Data for processing:
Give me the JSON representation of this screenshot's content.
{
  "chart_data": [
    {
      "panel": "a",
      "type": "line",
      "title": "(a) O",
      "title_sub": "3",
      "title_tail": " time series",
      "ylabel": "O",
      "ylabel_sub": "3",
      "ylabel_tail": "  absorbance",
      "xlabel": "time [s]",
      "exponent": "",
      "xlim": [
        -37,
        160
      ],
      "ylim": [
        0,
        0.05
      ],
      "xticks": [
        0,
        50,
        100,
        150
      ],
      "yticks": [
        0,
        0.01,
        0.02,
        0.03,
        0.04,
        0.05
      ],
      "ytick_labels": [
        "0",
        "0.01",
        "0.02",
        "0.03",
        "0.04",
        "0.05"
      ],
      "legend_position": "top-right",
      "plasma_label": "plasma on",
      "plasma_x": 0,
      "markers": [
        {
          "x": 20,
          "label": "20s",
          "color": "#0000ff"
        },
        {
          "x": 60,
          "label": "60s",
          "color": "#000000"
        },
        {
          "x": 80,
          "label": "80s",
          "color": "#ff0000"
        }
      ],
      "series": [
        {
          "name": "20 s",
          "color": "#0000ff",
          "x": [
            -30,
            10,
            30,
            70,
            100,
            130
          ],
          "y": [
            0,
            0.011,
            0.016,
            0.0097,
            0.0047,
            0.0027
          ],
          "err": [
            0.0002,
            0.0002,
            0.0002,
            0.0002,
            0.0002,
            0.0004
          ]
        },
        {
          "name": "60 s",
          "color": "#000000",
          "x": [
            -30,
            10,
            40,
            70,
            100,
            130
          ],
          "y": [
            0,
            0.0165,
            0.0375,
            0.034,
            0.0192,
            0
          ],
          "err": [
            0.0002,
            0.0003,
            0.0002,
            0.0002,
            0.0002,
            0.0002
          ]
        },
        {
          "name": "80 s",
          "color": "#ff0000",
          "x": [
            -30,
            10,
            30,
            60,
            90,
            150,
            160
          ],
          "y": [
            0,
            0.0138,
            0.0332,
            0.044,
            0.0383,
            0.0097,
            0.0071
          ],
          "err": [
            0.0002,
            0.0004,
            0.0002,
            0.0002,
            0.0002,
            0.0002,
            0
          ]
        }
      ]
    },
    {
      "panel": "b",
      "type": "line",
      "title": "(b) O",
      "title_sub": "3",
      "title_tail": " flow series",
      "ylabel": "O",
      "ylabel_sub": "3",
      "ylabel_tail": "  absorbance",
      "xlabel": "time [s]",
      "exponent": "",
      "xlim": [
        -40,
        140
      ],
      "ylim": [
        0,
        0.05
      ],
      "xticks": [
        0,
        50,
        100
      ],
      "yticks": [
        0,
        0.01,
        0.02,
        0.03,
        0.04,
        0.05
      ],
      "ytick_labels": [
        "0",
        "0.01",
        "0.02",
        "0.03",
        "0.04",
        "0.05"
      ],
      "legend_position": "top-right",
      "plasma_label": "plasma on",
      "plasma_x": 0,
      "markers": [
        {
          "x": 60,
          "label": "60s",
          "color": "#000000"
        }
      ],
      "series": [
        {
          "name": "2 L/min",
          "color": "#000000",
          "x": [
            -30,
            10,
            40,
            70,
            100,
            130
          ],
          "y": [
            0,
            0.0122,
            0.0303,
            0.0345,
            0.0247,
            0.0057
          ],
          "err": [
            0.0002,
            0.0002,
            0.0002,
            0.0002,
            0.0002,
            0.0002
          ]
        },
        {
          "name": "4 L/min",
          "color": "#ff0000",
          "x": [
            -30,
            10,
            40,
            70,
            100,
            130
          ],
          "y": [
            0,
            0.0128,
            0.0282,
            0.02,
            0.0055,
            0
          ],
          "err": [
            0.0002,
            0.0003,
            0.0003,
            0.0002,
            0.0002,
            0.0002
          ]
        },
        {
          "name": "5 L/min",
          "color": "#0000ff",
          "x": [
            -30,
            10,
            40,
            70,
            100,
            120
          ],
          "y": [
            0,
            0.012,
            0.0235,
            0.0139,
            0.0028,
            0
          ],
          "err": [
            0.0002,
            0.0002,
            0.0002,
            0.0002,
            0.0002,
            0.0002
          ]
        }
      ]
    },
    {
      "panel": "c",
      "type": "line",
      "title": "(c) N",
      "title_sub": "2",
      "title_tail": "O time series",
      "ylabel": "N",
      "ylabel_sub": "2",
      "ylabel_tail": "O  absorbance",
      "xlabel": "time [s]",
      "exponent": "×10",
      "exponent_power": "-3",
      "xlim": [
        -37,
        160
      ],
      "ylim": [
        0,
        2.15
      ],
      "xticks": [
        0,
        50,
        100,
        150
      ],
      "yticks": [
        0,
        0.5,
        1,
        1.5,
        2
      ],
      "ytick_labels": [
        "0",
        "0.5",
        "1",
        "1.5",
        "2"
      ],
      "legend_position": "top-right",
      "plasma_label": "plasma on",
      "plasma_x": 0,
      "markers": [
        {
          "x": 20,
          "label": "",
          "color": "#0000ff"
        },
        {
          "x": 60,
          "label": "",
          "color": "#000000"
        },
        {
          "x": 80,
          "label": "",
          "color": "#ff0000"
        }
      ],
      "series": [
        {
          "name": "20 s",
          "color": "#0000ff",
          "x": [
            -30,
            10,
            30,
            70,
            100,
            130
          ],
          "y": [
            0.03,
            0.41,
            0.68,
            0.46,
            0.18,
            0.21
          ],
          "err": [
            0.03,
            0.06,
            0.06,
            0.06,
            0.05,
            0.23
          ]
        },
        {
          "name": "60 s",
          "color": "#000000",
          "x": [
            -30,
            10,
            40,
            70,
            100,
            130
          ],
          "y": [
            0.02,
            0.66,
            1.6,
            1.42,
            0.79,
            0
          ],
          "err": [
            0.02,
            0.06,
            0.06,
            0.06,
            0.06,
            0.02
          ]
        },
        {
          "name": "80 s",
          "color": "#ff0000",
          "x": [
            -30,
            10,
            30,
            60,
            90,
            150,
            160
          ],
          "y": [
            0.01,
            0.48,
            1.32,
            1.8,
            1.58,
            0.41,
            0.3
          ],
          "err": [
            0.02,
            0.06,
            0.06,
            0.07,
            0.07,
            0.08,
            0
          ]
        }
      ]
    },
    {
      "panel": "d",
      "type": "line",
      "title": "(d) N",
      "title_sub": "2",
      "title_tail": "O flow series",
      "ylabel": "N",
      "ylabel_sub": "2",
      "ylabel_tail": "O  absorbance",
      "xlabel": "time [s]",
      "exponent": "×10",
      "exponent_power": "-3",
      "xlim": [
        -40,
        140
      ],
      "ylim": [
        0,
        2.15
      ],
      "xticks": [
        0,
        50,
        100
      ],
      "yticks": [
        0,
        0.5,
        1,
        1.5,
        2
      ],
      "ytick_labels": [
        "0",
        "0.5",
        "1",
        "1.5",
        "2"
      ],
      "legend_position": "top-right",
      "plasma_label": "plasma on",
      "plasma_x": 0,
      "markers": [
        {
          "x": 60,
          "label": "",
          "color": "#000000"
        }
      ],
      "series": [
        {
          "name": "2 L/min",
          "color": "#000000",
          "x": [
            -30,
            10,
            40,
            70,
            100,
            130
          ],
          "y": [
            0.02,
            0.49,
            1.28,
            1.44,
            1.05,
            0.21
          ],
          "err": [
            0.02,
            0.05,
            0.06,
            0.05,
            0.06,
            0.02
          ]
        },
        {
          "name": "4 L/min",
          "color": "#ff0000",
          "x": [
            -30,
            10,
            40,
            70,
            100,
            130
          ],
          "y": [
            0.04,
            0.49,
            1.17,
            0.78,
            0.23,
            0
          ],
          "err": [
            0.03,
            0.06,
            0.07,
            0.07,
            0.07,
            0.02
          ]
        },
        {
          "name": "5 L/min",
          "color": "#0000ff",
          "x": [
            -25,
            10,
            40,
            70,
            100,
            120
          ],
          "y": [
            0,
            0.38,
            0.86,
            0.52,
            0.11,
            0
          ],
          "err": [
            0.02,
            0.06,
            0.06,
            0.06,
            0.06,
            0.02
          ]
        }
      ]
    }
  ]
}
---
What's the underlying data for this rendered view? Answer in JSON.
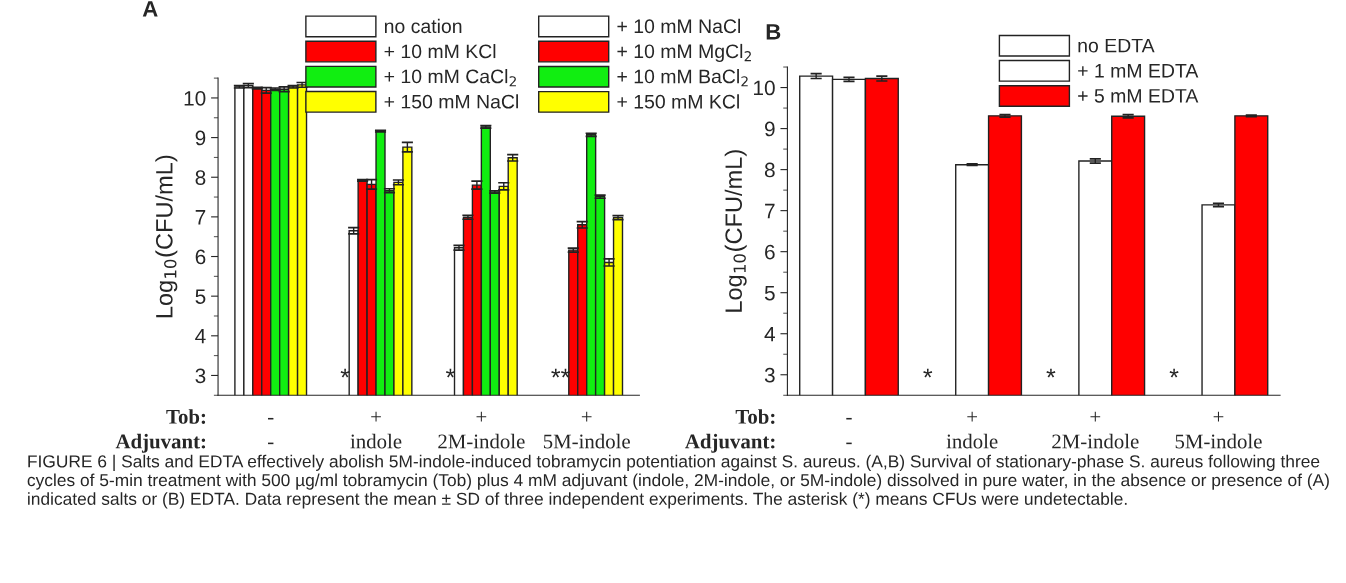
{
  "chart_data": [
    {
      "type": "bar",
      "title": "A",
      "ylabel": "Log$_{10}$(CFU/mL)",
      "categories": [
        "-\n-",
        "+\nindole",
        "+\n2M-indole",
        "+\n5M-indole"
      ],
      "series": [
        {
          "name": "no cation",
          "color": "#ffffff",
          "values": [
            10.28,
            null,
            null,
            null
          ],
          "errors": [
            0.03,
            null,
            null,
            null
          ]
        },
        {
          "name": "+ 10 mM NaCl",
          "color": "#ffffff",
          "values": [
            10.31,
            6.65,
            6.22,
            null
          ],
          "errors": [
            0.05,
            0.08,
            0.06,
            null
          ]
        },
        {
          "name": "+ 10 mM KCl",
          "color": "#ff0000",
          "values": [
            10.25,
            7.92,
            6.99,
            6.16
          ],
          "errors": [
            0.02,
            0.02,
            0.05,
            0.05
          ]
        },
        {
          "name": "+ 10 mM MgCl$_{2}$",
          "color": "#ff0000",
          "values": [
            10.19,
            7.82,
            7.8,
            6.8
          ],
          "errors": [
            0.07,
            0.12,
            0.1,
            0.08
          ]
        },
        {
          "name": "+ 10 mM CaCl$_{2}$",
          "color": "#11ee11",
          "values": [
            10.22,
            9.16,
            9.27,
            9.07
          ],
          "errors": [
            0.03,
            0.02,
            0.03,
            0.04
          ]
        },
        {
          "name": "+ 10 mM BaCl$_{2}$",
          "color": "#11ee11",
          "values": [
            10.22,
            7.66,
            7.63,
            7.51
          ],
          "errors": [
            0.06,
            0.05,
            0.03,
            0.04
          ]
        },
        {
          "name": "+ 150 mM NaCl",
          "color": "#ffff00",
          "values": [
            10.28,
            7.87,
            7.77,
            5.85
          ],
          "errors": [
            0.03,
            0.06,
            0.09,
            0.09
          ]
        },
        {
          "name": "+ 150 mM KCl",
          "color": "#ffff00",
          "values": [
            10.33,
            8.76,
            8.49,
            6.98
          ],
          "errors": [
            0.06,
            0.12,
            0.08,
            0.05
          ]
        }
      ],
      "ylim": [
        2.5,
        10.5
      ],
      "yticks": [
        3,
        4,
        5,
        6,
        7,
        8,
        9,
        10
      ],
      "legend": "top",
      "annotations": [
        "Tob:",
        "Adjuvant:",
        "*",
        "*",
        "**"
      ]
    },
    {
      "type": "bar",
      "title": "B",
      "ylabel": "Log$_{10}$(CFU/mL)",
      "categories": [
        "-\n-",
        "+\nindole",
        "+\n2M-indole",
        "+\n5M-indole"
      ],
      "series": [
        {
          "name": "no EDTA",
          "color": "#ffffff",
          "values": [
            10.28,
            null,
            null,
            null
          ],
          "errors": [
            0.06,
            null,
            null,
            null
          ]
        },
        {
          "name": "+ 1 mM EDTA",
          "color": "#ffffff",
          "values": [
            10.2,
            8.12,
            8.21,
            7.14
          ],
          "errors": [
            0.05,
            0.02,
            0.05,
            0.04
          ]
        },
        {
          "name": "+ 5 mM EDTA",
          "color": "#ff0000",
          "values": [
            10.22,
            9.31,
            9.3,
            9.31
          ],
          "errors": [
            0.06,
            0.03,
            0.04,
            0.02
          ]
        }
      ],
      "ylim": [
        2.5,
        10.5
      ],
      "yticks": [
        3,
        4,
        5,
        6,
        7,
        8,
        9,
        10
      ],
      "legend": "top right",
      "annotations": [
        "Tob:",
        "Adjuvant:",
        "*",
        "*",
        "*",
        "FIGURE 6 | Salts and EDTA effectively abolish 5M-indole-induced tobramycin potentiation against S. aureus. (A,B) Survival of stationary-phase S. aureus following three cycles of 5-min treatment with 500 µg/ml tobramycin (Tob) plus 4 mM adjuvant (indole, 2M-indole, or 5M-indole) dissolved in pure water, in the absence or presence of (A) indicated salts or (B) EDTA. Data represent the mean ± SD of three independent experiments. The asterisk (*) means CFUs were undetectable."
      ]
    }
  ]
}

Requirement:
Copy all lines of the material above where the string "EDTA" occurs.

Worked answer:
          "name": "no EDTA",
          "name": "+ 1 mM EDTA",
          "name": "+ 5 mM EDTA",
        "FIGURE 6 | Salts and EDTA effectively abolish 5M-indole-induced tobramycin potentiation against S. aureus. (A,B) Survival of stationary-phase S. aureus following three cycles of 5-min treatment with 500 µg/ml tobramycin (Tob) plus 4 mM adjuvant (indole, 2M-indole, or 5M-indole) dissolved in pure water, in the absence or presence of (A) indicated salts or (B) EDTA. Data represent the mean ± SD of three independent experiments. The asterisk (*) means CFUs were undetectable."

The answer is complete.